= Task objective =
Each line of the material must be repeated precisely, with the pictures left out.

= Listed records =

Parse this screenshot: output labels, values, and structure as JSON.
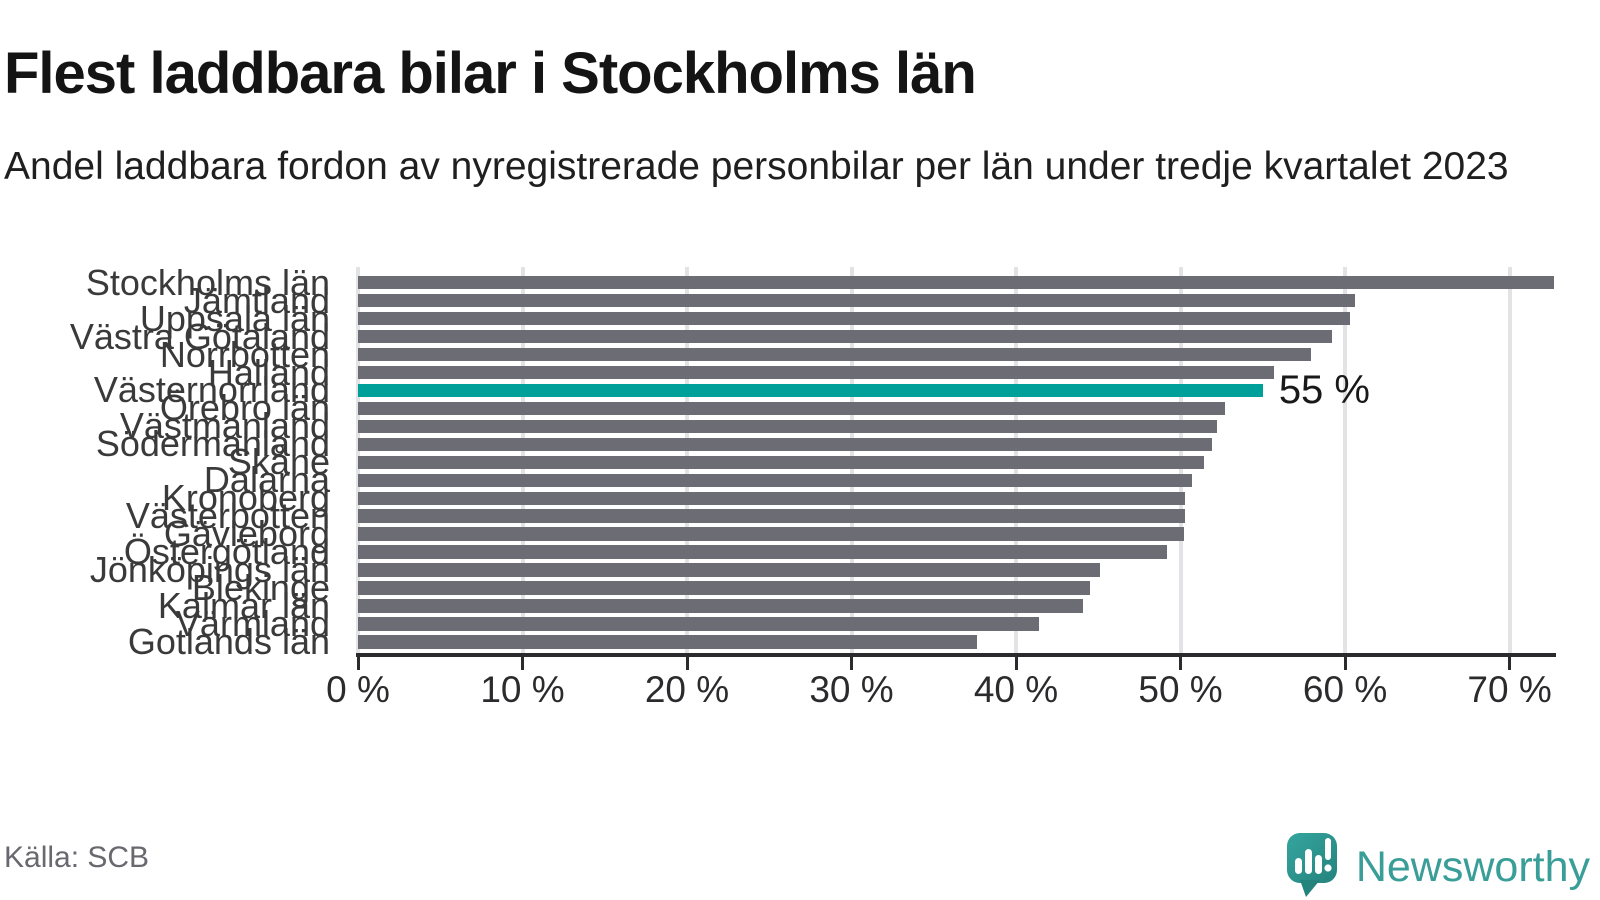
{
  "header": {
    "title": "Flest laddbara bilar i Stockholms län",
    "subtitle": "Andel laddbara fordon av nyregistrerade personbilar per län under tredje kvartalet 2023"
  },
  "chart_data": {
    "type": "bar",
    "orientation": "horizontal",
    "title": "Flest laddbara bilar i Stockholms län",
    "subtitle": "Andel laddbara fordon av nyregistrerade personbilar per län under tredje kvartalet 2023",
    "unit": "%",
    "categories": [
      "Stockholms län",
      "Jämtland",
      "Uppsala län",
      "Västra Götaland",
      "Norrbotten",
      "Halland",
      "Västernorrland",
      "Örebro län",
      "Västmanland",
      "Södermanland",
      "Skåne",
      "Dalarna",
      "Kronoberg",
      "Västerbotten",
      "Gävleborg",
      "Östergötland",
      "Jönköpings län",
      "Blekinge",
      "Kalmar län",
      "Värmland",
      "Gotlands län"
    ],
    "values": [
      72.7,
      60.6,
      60.3,
      59.2,
      57.9,
      55.7,
      55,
      52.7,
      52.2,
      51.9,
      51.4,
      50.7,
      50.3,
      50.3,
      50.2,
      49.2,
      45.1,
      44.5,
      44.1,
      41.4,
      37.6
    ],
    "highlight": {
      "index": 6,
      "category": "Västernorrland",
      "value": 55,
      "label": "55 %"
    },
    "xlim": [
      0,
      72.7
    ],
    "x_tick_values": [
      0,
      10,
      20,
      30,
      40,
      50,
      60,
      70
    ],
    "x_tick_labels": [
      "0 %",
      "10 %",
      "20 %",
      "30 %",
      "40 %",
      "50 %",
      "60 %",
      "70 %"
    ],
    "grid": true,
    "legend_position": "none",
    "xlabel": "",
    "ylabel": "",
    "colors": {
      "bar": "#6c6c74",
      "highlight": "#00a09a",
      "gridline": "#e3e3e5",
      "axis": "#2b2b2e",
      "tick_label": "#2b2b2e",
      "category_label": "#3a3a3a",
      "value_label": "#191919"
    }
  },
  "footer": {
    "source": "Källa: SCB",
    "brand": "Newsworthy",
    "brand_color": "#3a9e98",
    "logo_color_top": "#35a59e",
    "logo_color_bottom": "#24837d"
  }
}
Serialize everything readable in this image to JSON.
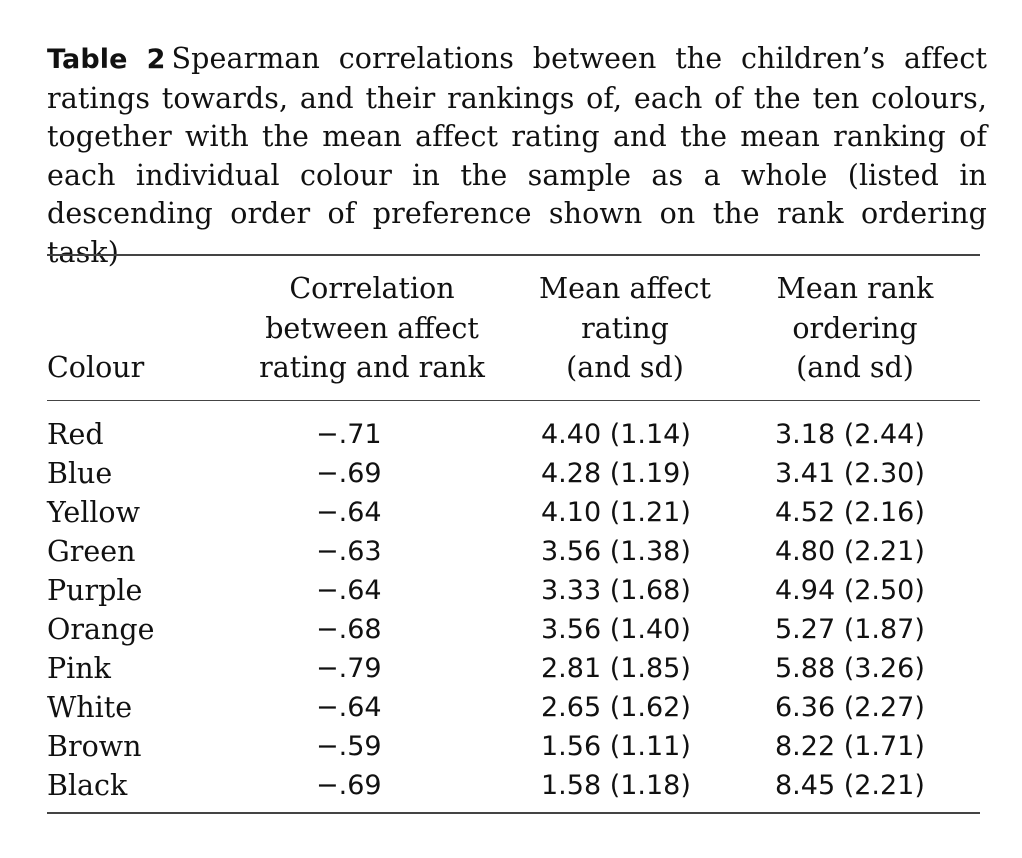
{
  "caption": {
    "label": "Table 2",
    "text": "Spearman correlations between the children’s affect ratings towards, and their rankings of, each of the ten colours, together with the mean affect rating and the mean ranking of each individual colour in the sample as a whole (listed in descending order of preference shown on the rank ordering task)"
  },
  "table": {
    "headers": {
      "colour": "Colour",
      "correlation": [
        "Correlation",
        "between affect",
        "rating and rank"
      ],
      "mean_affect": [
        "Mean affect",
        "rating",
        "(and sd)"
      ],
      "mean_rank": [
        "Mean rank",
        "ordering",
        "(and sd)"
      ]
    },
    "rows": [
      {
        "colour": "Red",
        "correlation": "−.71",
        "mean_affect": "4.40 (1.14)",
        "mean_rank": "3.18 (2.44)"
      },
      {
        "colour": "Blue",
        "correlation": "−.69",
        "mean_affect": "4.28 (1.19)",
        "mean_rank": "3.41 (2.30)"
      },
      {
        "colour": "Yellow",
        "correlation": "−.64",
        "mean_affect": "4.10 (1.21)",
        "mean_rank": "4.52 (2.16)"
      },
      {
        "colour": "Green",
        "correlation": "−.63",
        "mean_affect": "3.56 (1.38)",
        "mean_rank": "4.80 (2.21)"
      },
      {
        "colour": "Purple",
        "correlation": "−.64",
        "mean_affect": "3.33 (1.68)",
        "mean_rank": "4.94 (2.50)"
      },
      {
        "colour": "Orange",
        "correlation": "−.68",
        "mean_affect": "3.56 (1.40)",
        "mean_rank": "5.27 (1.87)"
      },
      {
        "colour": "Pink",
        "correlation": "−.79",
        "mean_affect": "2.81 (1.85)",
        "mean_rank": "5.88 (3.26)"
      },
      {
        "colour": "White",
        "correlation": "−.64",
        "mean_affect": "2.65 (1.62)",
        "mean_rank": "6.36 (2.27)"
      },
      {
        "colour": "Brown",
        "correlation": "−.59",
        "mean_affect": "1.56 (1.11)",
        "mean_rank": "8.22 (1.71)"
      },
      {
        "colour": "Black",
        "correlation": "−.69",
        "mean_affect": "1.58 (1.18)",
        "mean_rank": "8.45 (2.21)"
      }
    ]
  }
}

= Response to the task =
Parse this screenshot: output labels, values, and structure as JSON.
{
  "header": {
    "title": "Flest laddbara bilar i Stockholms län",
    "subtitle": "Andel laddbara fordon av nyregistrerade personbilar per län under tredje kvartalet 2023"
  },
  "chart_data": {
    "type": "bar",
    "orientation": "horizontal",
    "title": "Flest laddbara bilar i Stockholms län",
    "subtitle": "Andel laddbara fordon av nyregistrerade personbilar per län under tredje kvartalet 2023",
    "unit": "%",
    "categories": [
      "Stockholms län",
      "Jämtland",
      "Uppsala län",
      "Västra Götaland",
      "Norrbotten",
      "Halland",
      "Västernorrland",
      "Örebro län",
      "Västmanland",
      "Södermanland",
      "Skåne",
      "Dalarna",
      "Kronoberg",
      "Västerbotten",
      "Gävleborg",
      "Östergötland",
      "Jönköpings län",
      "Blekinge",
      "Kalmar län",
      "Värmland",
      "Gotlands län"
    ],
    "values": [
      72.7,
      60.6,
      60.3,
      59.2,
      57.9,
      55.7,
      55,
      52.7,
      52.2,
      51.9,
      51.4,
      50.7,
      50.3,
      50.3,
      50.2,
      49.2,
      45.1,
      44.5,
      44.1,
      41.4,
      37.6
    ],
    "highlight": {
      "index": 6,
      "category": "Västernorrland",
      "value": 55,
      "label": "55 %"
    },
    "xlim": [
      0,
      72.7
    ],
    "x_tick_values": [
      0,
      10,
      20,
      30,
      40,
      50,
      60,
      70
    ],
    "x_tick_labels": [
      "0 %",
      "10 %",
      "20 %",
      "30 %",
      "40 %",
      "50 %",
      "60 %",
      "70 %"
    ],
    "grid": true,
    "legend_position": "none",
    "xlabel": "",
    "ylabel": "",
    "colors": {
      "bar": "#6c6c74",
      "highlight": "#00a09a",
      "gridline": "#e3e3e5",
      "axis": "#2b2b2e",
      "tick_label": "#2b2b2e",
      "category_label": "#3a3a3a",
      "value_label": "#191919"
    }
  },
  "footer": {
    "source": "Källa: SCB",
    "brand": "Newsworthy",
    "brand_color": "#3a9e98",
    "logo_color_top": "#35a59e",
    "logo_color_bottom": "#24837d"
  }
}
Serialize everything readable in this image to JSON.
{
  "caption": {
    "label": "Table 2",
    "text": "Spearman correlations between the children’s affect ratings towards, and their rankings of, each of the ten colours, together with the mean affect rating and the mean ranking of each individual colour in the sample as a whole (listed in descending order of preference shown on the rank ordering task)"
  },
  "table": {
    "headers": {
      "colour": "Colour",
      "correlation": [
        "Correlation",
        "between affect",
        "rating and rank"
      ],
      "mean_affect": [
        "Mean affect",
        "rating",
        "(and sd)"
      ],
      "mean_rank": [
        "Mean rank",
        "ordering",
        "(and sd)"
      ]
    },
    "rows": [
      {
        "colour": "Red",
        "correlation": "−.71",
        "mean_affect": "4.40 (1.14)",
        "mean_rank": "3.18 (2.44)"
      },
      {
        "colour": "Blue",
        "correlation": "−.69",
        "mean_affect": "4.28 (1.19)",
        "mean_rank": "3.41 (2.30)"
      },
      {
        "colour": "Yellow",
        "correlation": "−.64",
        "mean_affect": "4.10 (1.21)",
        "mean_rank": "4.52 (2.16)"
      },
      {
        "colour": "Green",
        "correlation": "−.63",
        "mean_affect": "3.56 (1.38)",
        "mean_rank": "4.80 (2.21)"
      },
      {
        "colour": "Purple",
        "correlation": "−.64",
        "mean_affect": "3.33 (1.68)",
        "mean_rank": "4.94 (2.50)"
      },
      {
        "colour": "Orange",
        "correlation": "−.68",
        "mean_affect": "3.56 (1.40)",
        "mean_rank": "5.27 (1.87)"
      },
      {
        "colour": "Pink",
        "correlation": "−.79",
        "mean_affect": "2.81 (1.85)",
        "mean_rank": "5.88 (3.26)"
      },
      {
        "colour": "White",
        "correlation": "−.64",
        "mean_affect": "2.65 (1.62)",
        "mean_rank": "6.36 (2.27)"
      },
      {
        "colour": "Brown",
        "correlation": "−.59",
        "mean_affect": "1.56 (1.11)",
        "mean_rank": "8.22 (1.71)"
      },
      {
        "colour": "Black",
        "correlation": "−.69",
        "mean_affect": "1.58 (1.18)",
        "mean_rank": "8.45 (2.21)"
      }
    ]
  }
}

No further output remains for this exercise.